◆ WRITTEN INSTRUCTION
Locate each line containing the string "subtitle" and copy it out.
########
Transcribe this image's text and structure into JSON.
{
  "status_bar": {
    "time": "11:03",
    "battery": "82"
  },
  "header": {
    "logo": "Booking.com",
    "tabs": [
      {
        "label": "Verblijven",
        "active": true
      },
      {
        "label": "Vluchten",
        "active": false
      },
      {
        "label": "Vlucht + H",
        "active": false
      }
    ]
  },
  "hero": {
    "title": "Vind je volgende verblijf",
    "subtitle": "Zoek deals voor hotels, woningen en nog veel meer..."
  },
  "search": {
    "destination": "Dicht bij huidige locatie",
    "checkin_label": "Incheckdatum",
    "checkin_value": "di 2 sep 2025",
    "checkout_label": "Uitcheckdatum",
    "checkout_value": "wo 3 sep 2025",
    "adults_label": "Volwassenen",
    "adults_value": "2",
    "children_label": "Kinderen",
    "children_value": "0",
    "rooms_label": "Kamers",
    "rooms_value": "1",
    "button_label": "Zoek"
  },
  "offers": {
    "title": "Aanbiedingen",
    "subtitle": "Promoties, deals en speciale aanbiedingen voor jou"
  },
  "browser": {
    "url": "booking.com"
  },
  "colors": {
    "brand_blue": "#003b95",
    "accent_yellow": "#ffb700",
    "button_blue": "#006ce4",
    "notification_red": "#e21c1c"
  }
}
########
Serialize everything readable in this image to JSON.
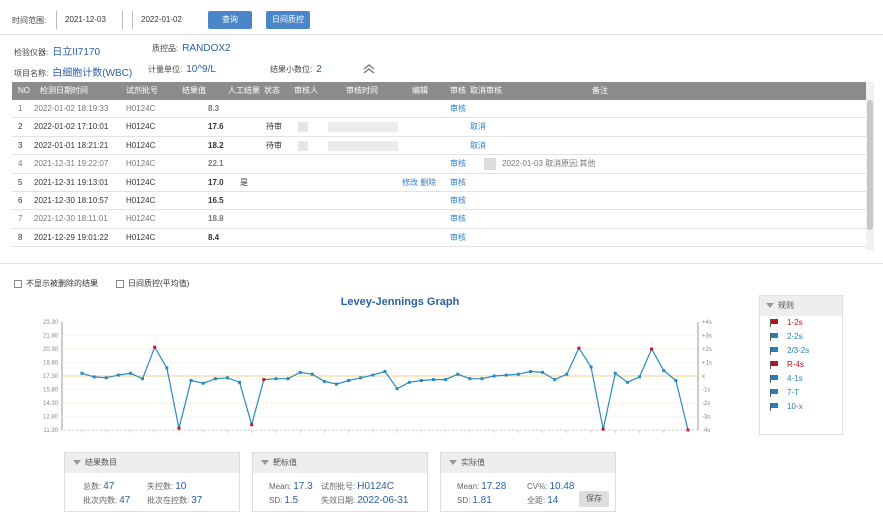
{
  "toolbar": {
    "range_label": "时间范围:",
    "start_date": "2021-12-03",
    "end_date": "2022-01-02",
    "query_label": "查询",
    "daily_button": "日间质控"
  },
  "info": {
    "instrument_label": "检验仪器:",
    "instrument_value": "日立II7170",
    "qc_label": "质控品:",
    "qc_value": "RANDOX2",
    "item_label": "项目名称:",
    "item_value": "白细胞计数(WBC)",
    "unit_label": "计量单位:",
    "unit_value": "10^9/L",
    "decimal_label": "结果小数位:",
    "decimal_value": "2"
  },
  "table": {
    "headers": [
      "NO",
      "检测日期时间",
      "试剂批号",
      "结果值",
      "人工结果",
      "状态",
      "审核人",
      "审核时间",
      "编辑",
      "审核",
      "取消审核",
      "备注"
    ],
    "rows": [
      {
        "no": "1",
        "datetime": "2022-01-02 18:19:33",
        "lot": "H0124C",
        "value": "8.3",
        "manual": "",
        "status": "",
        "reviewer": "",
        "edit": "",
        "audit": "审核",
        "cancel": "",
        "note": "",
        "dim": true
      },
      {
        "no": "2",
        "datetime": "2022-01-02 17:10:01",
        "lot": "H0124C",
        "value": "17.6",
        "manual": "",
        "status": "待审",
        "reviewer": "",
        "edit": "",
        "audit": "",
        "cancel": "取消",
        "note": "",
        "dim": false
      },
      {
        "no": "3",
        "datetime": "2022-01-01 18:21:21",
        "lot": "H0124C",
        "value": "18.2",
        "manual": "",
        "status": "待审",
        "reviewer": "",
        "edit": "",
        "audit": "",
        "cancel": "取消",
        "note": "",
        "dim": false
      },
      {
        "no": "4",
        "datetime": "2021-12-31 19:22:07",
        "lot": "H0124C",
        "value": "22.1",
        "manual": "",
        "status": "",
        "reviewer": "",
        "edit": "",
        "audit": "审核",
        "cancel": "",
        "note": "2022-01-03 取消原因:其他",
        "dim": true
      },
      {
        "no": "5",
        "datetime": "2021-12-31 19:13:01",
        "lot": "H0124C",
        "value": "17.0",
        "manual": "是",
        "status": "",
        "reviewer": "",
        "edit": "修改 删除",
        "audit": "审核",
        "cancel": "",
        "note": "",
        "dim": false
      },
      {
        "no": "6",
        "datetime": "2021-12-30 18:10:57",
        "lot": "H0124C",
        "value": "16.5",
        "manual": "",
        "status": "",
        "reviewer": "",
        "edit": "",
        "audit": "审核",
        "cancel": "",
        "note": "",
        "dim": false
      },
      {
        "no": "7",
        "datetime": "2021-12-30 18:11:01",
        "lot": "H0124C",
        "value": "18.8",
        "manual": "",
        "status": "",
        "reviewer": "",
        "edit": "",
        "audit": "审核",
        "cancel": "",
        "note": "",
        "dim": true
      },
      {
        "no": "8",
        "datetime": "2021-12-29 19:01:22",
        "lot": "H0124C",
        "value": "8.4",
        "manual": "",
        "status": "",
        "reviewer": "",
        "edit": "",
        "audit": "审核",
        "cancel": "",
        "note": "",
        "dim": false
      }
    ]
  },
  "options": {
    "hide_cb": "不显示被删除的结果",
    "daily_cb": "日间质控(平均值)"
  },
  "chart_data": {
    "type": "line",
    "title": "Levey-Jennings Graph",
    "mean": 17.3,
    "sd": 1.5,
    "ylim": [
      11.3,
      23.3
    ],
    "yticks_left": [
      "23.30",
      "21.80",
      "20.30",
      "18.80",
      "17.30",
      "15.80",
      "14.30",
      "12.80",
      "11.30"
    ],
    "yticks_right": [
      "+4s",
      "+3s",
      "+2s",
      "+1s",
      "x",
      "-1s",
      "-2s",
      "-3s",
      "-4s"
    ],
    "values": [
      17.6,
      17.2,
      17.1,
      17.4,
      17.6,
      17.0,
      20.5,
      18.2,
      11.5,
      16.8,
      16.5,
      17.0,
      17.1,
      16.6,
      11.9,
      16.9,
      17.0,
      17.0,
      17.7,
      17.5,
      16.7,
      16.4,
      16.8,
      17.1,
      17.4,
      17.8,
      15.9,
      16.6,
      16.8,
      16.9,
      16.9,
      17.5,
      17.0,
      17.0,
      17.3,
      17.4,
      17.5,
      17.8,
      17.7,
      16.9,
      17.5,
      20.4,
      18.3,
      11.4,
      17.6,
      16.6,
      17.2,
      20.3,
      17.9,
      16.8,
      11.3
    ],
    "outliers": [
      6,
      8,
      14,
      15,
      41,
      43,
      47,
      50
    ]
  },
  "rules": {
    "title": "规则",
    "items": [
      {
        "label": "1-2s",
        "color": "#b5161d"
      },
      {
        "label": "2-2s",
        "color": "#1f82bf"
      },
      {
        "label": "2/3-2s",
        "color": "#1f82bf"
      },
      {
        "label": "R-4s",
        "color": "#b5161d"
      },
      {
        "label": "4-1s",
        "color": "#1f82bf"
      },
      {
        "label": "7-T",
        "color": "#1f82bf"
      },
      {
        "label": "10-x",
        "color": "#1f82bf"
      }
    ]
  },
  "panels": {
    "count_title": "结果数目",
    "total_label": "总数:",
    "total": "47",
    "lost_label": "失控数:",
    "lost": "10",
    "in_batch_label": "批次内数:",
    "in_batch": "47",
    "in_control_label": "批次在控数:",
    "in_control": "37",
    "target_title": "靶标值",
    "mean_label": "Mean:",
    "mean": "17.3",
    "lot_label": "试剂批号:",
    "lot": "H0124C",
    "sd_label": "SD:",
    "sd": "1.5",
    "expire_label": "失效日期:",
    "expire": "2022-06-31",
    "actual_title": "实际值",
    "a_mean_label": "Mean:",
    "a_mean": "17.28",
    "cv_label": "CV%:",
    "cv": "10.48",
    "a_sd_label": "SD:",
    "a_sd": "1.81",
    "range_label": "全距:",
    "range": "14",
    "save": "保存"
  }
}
########
◆ SOLUTION TO THIS PROBLEM
    "subtitle": "Zoek deals voor hotels, woningen en nog veel meer..."
    "subtitle": "Promoties, deals en speciale aanbiedingen voor jou"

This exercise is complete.